BRIEF
From the entries below, please gather each line containing the string "Треккинговые".

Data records
=====

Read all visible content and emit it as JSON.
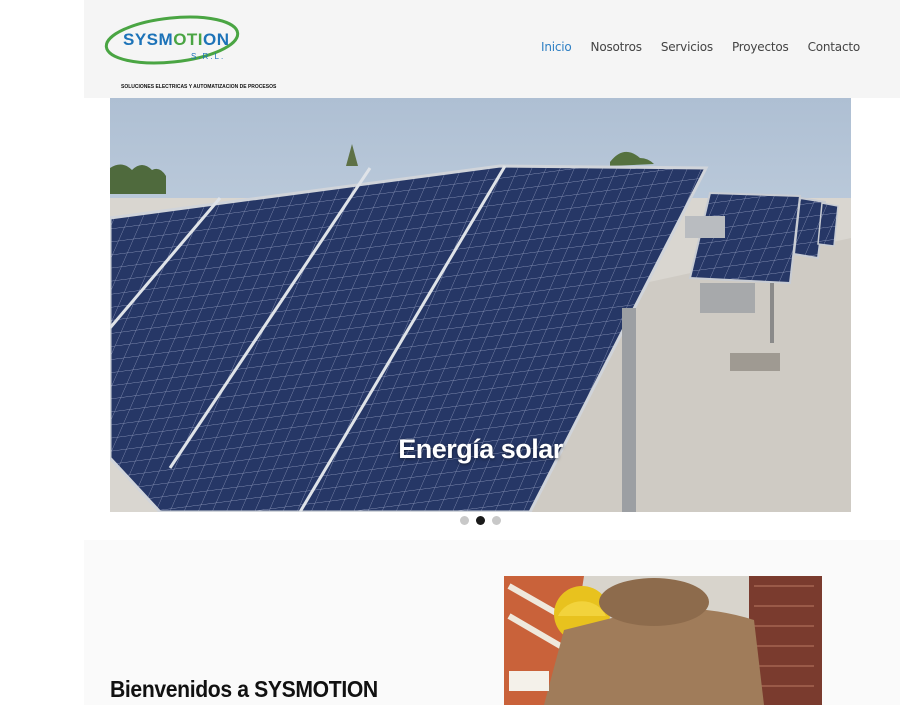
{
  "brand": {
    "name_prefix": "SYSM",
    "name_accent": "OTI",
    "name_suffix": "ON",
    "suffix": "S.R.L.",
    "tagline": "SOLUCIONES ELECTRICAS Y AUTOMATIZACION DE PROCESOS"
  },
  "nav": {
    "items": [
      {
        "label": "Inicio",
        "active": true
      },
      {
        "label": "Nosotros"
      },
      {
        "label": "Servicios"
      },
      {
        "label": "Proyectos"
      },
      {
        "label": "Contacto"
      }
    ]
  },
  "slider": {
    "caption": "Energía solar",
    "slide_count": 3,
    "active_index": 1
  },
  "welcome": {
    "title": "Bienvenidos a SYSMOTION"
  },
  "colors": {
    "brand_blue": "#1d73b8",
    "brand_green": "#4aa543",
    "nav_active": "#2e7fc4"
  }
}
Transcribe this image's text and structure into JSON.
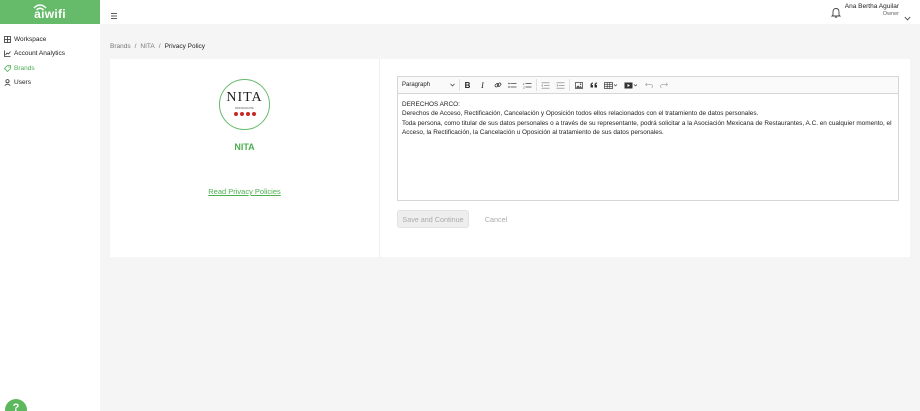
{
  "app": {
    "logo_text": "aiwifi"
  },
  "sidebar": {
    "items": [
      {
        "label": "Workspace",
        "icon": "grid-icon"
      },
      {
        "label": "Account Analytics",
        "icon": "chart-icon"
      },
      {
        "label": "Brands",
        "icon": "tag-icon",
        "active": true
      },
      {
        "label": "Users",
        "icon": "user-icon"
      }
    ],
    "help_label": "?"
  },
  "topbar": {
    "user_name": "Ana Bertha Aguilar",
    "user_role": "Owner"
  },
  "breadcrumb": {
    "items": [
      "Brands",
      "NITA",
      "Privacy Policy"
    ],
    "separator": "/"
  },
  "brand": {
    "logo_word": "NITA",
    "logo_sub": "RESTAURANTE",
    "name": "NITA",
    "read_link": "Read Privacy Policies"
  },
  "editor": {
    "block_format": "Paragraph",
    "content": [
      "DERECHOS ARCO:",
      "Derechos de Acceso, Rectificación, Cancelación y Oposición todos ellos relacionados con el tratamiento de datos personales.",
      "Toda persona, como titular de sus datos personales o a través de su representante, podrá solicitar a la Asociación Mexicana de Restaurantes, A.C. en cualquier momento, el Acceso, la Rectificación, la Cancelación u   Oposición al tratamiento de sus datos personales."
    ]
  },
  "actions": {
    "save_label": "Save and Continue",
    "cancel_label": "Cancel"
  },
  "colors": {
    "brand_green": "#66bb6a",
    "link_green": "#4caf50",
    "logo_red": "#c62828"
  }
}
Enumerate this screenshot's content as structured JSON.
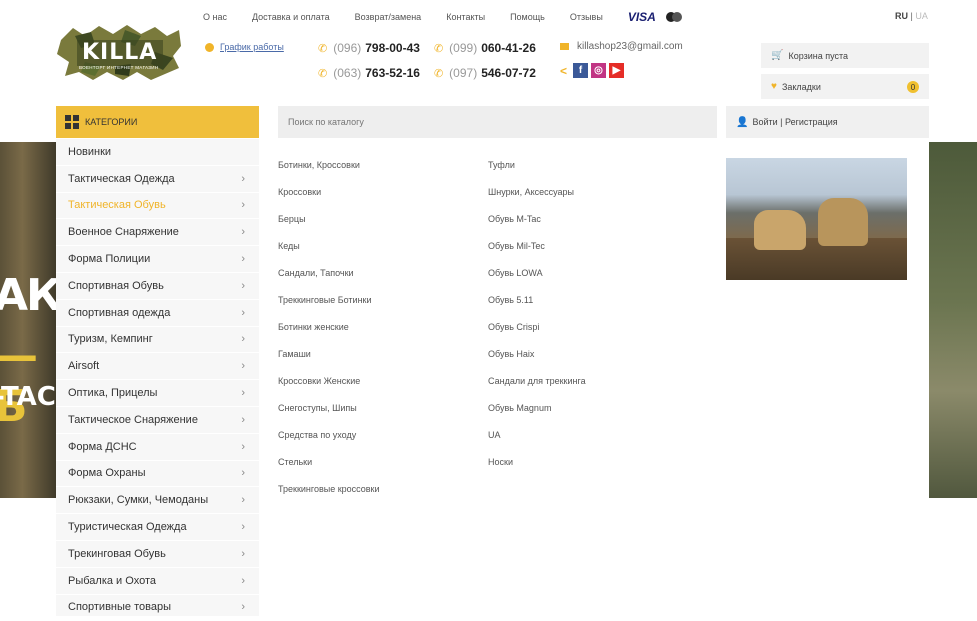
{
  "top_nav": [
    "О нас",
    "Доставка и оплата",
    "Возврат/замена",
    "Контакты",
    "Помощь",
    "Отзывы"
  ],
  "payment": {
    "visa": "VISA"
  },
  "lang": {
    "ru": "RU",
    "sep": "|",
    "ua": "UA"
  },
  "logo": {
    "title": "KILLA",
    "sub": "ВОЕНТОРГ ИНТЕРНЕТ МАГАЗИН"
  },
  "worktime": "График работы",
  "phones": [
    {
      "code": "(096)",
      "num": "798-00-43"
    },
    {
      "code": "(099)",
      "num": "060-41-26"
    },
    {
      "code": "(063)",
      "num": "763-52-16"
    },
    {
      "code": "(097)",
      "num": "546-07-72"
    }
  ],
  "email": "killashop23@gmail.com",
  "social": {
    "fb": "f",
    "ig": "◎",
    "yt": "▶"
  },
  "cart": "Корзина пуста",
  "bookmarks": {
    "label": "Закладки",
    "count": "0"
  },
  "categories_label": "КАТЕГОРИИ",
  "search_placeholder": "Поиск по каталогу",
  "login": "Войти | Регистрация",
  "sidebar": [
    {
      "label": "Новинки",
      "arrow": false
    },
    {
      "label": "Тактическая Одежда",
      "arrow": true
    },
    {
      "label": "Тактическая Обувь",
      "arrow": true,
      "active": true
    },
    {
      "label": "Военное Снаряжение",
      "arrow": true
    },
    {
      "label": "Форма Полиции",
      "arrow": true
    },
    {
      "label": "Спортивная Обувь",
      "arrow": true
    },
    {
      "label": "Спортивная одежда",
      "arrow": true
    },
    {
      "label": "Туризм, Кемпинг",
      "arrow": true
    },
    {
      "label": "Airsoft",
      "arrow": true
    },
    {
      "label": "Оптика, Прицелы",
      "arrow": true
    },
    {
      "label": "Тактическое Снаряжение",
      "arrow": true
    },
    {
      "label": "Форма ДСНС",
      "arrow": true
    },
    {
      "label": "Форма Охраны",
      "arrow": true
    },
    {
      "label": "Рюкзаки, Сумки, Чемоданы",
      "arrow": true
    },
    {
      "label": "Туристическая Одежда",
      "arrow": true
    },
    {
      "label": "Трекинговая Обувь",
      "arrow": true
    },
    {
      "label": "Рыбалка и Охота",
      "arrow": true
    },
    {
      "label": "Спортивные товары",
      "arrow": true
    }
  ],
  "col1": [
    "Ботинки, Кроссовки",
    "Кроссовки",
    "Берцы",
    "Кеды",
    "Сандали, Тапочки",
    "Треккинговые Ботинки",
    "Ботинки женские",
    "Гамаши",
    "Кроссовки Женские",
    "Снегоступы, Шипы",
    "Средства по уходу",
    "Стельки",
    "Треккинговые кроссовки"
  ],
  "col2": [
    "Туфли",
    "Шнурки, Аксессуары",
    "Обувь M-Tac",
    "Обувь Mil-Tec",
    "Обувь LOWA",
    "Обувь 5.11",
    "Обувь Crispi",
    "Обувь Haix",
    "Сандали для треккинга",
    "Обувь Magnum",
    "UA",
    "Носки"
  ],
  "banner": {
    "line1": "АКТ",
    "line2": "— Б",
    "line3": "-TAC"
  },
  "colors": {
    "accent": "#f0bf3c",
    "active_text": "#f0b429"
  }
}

=====

SOLUTION
    "Треккинговые Ботинки",
    "Треккинговые кроссовки"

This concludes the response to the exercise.